[Spatial layout entries]
◆ ◆ ◆ ◆ ◆

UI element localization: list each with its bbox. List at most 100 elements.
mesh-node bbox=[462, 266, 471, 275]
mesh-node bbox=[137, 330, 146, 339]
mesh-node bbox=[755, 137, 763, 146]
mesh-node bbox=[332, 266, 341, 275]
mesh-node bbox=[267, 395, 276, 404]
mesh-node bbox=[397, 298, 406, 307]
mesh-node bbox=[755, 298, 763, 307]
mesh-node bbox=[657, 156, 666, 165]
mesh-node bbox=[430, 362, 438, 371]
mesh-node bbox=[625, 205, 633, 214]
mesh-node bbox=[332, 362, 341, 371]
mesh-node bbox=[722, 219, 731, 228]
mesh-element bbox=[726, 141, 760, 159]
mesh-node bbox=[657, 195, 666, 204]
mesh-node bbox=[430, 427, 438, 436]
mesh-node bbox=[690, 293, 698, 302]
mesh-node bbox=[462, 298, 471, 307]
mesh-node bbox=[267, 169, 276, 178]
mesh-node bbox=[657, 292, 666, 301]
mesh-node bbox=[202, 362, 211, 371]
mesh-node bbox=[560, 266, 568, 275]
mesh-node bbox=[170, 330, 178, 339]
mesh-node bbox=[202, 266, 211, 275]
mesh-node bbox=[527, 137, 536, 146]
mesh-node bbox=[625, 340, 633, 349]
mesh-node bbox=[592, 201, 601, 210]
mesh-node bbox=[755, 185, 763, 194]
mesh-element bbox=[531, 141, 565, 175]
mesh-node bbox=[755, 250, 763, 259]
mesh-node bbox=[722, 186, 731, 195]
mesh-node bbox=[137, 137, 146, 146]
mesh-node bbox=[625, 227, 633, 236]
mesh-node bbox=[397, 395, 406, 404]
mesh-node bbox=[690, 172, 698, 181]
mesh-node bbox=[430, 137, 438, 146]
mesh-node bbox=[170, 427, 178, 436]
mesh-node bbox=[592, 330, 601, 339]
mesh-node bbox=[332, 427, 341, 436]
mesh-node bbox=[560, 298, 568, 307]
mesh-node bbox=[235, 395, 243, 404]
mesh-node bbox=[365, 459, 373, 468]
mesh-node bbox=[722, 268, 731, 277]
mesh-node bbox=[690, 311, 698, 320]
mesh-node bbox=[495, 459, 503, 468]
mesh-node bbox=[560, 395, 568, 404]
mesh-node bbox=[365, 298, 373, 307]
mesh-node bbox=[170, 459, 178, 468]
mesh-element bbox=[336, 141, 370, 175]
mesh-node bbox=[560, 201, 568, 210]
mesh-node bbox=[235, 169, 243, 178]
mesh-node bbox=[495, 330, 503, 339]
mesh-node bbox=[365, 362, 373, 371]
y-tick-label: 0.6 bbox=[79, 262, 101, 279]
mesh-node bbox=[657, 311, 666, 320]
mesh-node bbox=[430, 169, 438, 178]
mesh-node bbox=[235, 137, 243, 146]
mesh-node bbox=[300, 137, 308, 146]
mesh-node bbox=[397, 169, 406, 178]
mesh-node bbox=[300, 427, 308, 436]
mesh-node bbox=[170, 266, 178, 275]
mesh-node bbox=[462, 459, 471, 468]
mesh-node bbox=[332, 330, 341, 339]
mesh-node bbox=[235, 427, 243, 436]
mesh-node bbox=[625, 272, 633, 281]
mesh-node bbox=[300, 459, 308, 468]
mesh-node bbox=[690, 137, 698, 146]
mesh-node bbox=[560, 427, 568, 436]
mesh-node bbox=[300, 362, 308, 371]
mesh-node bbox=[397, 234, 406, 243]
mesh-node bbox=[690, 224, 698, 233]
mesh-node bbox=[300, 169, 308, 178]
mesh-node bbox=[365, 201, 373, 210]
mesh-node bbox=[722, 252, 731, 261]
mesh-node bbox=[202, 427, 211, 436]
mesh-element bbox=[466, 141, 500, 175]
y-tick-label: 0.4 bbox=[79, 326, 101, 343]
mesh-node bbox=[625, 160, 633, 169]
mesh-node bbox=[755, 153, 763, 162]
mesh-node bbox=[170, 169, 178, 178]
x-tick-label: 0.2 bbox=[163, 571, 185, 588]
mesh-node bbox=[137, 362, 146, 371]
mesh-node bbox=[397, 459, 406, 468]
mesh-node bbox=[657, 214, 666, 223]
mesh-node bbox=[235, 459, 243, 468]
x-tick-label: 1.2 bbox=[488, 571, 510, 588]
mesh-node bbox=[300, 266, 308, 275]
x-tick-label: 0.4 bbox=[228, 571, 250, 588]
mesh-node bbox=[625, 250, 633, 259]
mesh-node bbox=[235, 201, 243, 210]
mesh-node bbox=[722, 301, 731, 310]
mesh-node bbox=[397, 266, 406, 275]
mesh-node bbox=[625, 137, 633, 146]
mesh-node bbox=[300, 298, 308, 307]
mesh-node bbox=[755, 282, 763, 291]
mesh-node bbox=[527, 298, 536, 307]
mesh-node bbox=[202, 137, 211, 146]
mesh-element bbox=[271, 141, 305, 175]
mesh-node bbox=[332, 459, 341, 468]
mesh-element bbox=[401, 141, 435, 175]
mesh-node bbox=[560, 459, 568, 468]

◆ ◆ ◆ ◆ ◆

● **Short task**: Reproduce every record above line for line, with no change to any character.

● **Task result**:
UI element localization: list each with its bbox. List at most 100 elements.
mesh-node bbox=[462, 266, 471, 275]
mesh-node bbox=[137, 330, 146, 339]
mesh-node bbox=[755, 137, 763, 146]
mesh-node bbox=[332, 266, 341, 275]
mesh-node bbox=[267, 395, 276, 404]
mesh-node bbox=[397, 298, 406, 307]
mesh-node bbox=[755, 298, 763, 307]
mesh-node bbox=[657, 156, 666, 165]
mesh-node bbox=[430, 362, 438, 371]
mesh-node bbox=[625, 205, 633, 214]
mesh-node bbox=[332, 362, 341, 371]
mesh-node bbox=[722, 219, 731, 228]
mesh-element bbox=[726, 141, 760, 159]
mesh-node bbox=[657, 195, 666, 204]
mesh-node bbox=[430, 427, 438, 436]
mesh-node bbox=[690, 293, 698, 302]
mesh-node bbox=[462, 298, 471, 307]
mesh-node bbox=[267, 169, 276, 178]
mesh-node bbox=[657, 292, 666, 301]
mesh-node bbox=[202, 362, 211, 371]
mesh-node bbox=[560, 266, 568, 275]
mesh-node bbox=[170, 330, 178, 339]
mesh-node bbox=[202, 266, 211, 275]
mesh-node bbox=[527, 137, 536, 146]
mesh-node bbox=[625, 340, 633, 349]
mesh-node bbox=[592, 201, 601, 210]
mesh-node bbox=[755, 185, 763, 194]
mesh-element bbox=[531, 141, 565, 175]
mesh-node bbox=[755, 250, 763, 259]
mesh-node bbox=[722, 186, 731, 195]
mesh-node bbox=[137, 137, 146, 146]
mesh-node bbox=[625, 227, 633, 236]
mesh-node bbox=[397, 395, 406, 404]
mesh-node bbox=[690, 172, 698, 181]
mesh-node bbox=[430, 137, 438, 146]
mesh-node bbox=[170, 427, 178, 436]
mesh-node bbox=[592, 330, 601, 339]
mesh-node bbox=[332, 427, 341, 436]
mesh-node bbox=[560, 298, 568, 307]
mesh-node bbox=[235, 395, 243, 404]
mesh-node bbox=[365, 459, 373, 468]
mesh-node bbox=[722, 268, 731, 277]
mesh-node bbox=[690, 311, 698, 320]
mesh-node bbox=[495, 459, 503, 468]
mesh-node bbox=[560, 395, 568, 404]
mesh-node bbox=[365, 298, 373, 307]
mesh-node bbox=[170, 459, 178, 468]
mesh-element bbox=[336, 141, 370, 175]
mesh-node bbox=[560, 201, 568, 210]
mesh-node bbox=[235, 169, 243, 178]
mesh-node bbox=[495, 330, 503, 339]
mesh-node bbox=[365, 362, 373, 371]
y-tick-label: 0.6 bbox=[79, 262, 101, 279]
mesh-node bbox=[657, 311, 666, 320]
mesh-node bbox=[430, 169, 438, 178]
mesh-node bbox=[235, 137, 243, 146]
mesh-node bbox=[300, 137, 308, 146]
mesh-node bbox=[397, 169, 406, 178]
mesh-node bbox=[300, 427, 308, 436]
mesh-node bbox=[170, 266, 178, 275]
mesh-node bbox=[462, 459, 471, 468]
mesh-node bbox=[332, 330, 341, 339]
mesh-node bbox=[235, 427, 243, 436]
mesh-node bbox=[625, 272, 633, 281]
mesh-node bbox=[300, 459, 308, 468]
mesh-node bbox=[690, 137, 698, 146]
mesh-node bbox=[560, 427, 568, 436]
mesh-node bbox=[300, 362, 308, 371]
mesh-node bbox=[397, 234, 406, 243]
mesh-node bbox=[690, 224, 698, 233]
mesh-node bbox=[300, 169, 308, 178]
mesh-node bbox=[365, 201, 373, 210]
mesh-node bbox=[722, 252, 731, 261]
mesh-node bbox=[202, 427, 211, 436]
mesh-element bbox=[466, 141, 500, 175]
y-tick-label: 0.4 bbox=[79, 326, 101, 343]
mesh-node bbox=[625, 160, 633, 169]
mesh-node bbox=[755, 153, 763, 162]
mesh-node bbox=[170, 169, 178, 178]
x-tick-label: 0.2 bbox=[163, 571, 185, 588]
mesh-node bbox=[137, 362, 146, 371]
mesh-node bbox=[397, 459, 406, 468]
mesh-node bbox=[657, 214, 666, 223]
mesh-node bbox=[235, 459, 243, 468]
x-tick-label: 1.2 bbox=[488, 571, 510, 588]
mesh-node bbox=[300, 266, 308, 275]
x-tick-label: 0.4 bbox=[228, 571, 250, 588]
mesh-node bbox=[625, 250, 633, 259]
mesh-node bbox=[235, 201, 243, 210]
mesh-node bbox=[722, 301, 731, 310]
mesh-node bbox=[397, 266, 406, 275]
mesh-node bbox=[625, 137, 633, 146]
mesh-node bbox=[300, 298, 308, 307]
mesh-node bbox=[755, 282, 763, 291]
mesh-node bbox=[527, 298, 536, 307]
mesh-node bbox=[202, 137, 211, 146]
mesh-element bbox=[271, 141, 305, 175]
mesh-node bbox=[332, 459, 341, 468]
mesh-element bbox=[401, 141, 435, 175]
mesh-node bbox=[560, 459, 568, 468]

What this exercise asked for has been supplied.